What lines of the data hold the string "exact"? Pull each one out.

==== INPUT FOR THIS TASK

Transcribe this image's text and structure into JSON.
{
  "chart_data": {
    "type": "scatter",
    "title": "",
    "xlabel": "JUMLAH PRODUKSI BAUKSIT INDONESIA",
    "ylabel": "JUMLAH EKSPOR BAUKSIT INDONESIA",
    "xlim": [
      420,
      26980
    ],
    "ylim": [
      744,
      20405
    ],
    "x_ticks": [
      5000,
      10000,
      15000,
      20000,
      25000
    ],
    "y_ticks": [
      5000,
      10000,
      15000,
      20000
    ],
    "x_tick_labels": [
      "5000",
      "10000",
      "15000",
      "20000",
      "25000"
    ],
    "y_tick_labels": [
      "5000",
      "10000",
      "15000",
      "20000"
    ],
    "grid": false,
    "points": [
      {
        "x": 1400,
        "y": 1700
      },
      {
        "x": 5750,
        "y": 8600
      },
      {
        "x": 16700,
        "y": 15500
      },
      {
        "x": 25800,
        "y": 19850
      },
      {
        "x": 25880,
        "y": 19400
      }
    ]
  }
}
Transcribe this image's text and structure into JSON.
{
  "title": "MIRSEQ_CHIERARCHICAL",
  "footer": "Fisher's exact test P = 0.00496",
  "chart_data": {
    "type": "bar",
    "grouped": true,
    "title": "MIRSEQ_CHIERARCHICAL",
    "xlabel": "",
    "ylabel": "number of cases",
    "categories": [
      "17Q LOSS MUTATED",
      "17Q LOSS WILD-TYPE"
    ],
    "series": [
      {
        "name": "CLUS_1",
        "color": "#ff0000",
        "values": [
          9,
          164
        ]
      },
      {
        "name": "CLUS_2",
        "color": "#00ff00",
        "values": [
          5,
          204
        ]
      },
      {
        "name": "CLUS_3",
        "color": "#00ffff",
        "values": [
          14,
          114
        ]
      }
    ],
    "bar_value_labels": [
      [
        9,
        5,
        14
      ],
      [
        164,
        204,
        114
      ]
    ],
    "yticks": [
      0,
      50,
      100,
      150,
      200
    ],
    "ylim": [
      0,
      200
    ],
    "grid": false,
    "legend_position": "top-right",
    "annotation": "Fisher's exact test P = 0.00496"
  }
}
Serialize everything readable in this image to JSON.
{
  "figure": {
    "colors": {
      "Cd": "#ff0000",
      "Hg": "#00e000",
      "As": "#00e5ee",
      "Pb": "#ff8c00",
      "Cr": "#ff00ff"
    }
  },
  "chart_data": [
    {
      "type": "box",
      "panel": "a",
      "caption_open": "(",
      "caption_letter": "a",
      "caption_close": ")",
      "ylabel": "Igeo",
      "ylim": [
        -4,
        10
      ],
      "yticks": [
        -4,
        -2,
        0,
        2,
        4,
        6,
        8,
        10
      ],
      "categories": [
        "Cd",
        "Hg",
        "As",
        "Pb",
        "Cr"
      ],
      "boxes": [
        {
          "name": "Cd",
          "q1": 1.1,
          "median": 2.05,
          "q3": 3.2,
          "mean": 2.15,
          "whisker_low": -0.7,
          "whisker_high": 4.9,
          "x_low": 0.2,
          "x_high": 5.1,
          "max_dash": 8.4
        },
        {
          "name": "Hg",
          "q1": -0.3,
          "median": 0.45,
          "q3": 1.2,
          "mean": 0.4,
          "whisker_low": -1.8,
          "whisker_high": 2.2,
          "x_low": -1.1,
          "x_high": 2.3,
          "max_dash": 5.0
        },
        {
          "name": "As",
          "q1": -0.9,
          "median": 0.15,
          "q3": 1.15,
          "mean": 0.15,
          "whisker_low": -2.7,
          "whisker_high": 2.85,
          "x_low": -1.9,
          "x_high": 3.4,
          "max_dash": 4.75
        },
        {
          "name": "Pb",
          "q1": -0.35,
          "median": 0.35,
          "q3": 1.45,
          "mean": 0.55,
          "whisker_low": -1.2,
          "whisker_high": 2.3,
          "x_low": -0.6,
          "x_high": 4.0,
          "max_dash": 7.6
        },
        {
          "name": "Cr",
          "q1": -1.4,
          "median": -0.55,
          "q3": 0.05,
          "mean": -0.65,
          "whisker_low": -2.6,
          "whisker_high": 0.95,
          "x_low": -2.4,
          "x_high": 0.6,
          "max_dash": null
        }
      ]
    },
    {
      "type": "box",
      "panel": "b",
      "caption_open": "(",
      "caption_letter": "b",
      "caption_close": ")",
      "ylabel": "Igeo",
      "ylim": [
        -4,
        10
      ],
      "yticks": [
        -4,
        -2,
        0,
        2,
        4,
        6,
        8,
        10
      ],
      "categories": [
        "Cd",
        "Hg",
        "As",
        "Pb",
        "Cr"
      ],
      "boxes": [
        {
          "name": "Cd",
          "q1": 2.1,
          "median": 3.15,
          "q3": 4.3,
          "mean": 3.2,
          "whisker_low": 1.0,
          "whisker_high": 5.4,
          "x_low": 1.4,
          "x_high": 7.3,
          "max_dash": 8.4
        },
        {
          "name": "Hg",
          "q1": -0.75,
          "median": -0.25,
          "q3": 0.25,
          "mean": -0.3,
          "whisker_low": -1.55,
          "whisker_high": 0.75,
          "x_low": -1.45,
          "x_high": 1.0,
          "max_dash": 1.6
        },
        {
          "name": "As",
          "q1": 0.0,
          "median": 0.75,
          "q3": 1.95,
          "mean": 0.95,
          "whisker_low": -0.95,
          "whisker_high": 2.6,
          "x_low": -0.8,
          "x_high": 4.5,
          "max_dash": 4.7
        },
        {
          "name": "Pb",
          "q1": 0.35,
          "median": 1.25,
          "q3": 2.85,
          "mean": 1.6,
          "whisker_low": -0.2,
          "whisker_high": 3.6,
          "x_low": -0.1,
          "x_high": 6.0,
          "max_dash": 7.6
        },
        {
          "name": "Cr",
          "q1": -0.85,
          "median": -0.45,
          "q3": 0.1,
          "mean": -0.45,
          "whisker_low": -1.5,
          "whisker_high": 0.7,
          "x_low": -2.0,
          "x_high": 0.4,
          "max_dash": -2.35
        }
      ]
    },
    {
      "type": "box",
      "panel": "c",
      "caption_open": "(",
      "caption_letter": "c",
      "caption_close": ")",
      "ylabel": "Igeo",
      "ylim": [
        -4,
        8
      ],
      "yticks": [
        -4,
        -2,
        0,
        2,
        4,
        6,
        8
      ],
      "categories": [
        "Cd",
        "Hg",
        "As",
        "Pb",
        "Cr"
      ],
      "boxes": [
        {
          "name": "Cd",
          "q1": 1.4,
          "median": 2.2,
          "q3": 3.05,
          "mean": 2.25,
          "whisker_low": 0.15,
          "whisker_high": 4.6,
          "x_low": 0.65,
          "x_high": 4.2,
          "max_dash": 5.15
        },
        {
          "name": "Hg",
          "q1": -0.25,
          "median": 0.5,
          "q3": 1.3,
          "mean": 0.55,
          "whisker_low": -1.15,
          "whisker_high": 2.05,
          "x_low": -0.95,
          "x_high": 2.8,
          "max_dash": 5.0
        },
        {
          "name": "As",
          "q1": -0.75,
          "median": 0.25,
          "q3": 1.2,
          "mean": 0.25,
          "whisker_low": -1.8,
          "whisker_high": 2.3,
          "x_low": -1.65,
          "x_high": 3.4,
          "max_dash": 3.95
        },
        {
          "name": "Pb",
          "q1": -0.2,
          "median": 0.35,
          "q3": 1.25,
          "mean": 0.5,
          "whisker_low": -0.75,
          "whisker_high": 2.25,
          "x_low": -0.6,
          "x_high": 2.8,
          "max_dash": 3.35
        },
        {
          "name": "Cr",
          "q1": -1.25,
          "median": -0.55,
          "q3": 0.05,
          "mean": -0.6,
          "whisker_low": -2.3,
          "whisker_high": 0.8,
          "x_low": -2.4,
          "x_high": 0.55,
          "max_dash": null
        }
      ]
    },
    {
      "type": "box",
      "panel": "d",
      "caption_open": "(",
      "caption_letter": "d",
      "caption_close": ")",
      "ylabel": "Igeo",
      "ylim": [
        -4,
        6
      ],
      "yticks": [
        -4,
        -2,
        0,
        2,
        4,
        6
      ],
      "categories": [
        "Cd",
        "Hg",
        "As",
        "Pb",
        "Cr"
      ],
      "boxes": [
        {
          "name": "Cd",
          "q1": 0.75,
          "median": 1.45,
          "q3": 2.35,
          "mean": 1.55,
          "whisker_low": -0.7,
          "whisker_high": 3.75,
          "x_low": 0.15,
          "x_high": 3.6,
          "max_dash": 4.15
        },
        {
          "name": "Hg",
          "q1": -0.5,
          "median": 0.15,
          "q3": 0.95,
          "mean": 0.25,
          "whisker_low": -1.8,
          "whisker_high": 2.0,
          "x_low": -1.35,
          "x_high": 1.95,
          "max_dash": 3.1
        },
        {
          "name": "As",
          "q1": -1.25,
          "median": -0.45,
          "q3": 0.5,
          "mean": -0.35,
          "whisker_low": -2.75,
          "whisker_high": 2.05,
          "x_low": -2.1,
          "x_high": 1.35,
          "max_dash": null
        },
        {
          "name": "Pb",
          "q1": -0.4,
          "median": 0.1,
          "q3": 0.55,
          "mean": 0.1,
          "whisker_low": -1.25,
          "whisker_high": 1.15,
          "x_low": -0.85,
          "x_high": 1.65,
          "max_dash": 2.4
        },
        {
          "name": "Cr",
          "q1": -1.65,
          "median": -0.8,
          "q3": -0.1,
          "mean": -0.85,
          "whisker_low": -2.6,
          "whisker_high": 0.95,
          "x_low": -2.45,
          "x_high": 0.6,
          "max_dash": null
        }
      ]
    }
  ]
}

========

RESULT.
  "footer": "Fisher's exact test P = 0.00496",
    "annotation": "Fisher's exact test P = 0.00496"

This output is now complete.